Render the material again word for word, skipping the pictures in it.

|---|

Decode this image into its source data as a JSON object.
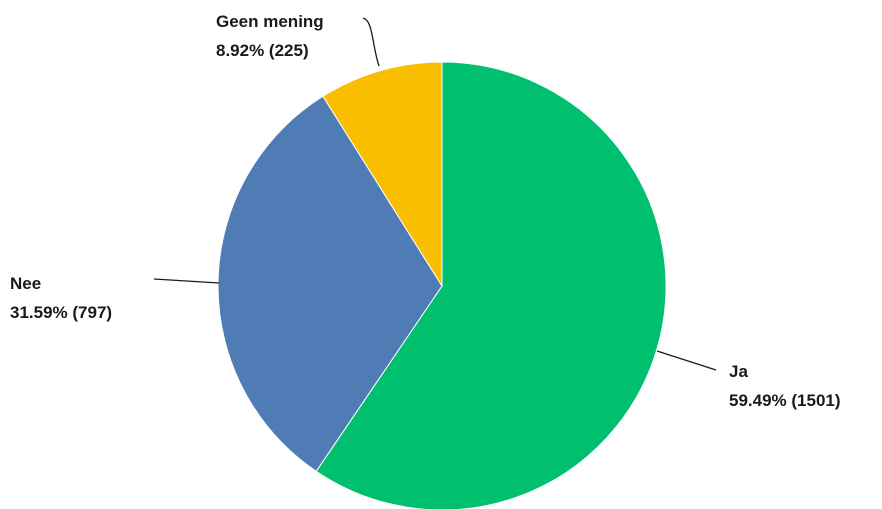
{
  "chart_data": {
    "type": "pie",
    "title": "",
    "start_angle_deg": 0,
    "direction": "clockwise",
    "slices": [
      {
        "name": "Ja",
        "value": 1501,
        "percent_label": "59.49% (1501)",
        "color": "#00bf6f"
      },
      {
        "name": "Nee",
        "value": 797,
        "percent_label": "31.59% (797)",
        "color": "#507cb6"
      },
      {
        "name": "Geen mening",
        "value": 225,
        "percent_label": "8.92% (225)",
        "color": "#f9be00"
      }
    ]
  }
}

|---|

— Exercise answer —
Decode this image into its source data as a JSON object.
{
  "chart_data": {
    "type": "pie",
    "title": "",
    "start_angle_deg": 0,
    "direction": "clockwise",
    "slices": [
      {
        "name": "Ja",
        "value": 1501,
        "percent_label": "59.49% (1501)",
        "color": "#00bf6f"
      },
      {
        "name": "Nee",
        "value": 797,
        "percent_label": "31.59% (797)",
        "color": "#507cb6"
      },
      {
        "name": "Geen mening",
        "value": 225,
        "percent_label": "8.92% (225)",
        "color": "#f9be00"
      }
    ]
  }
}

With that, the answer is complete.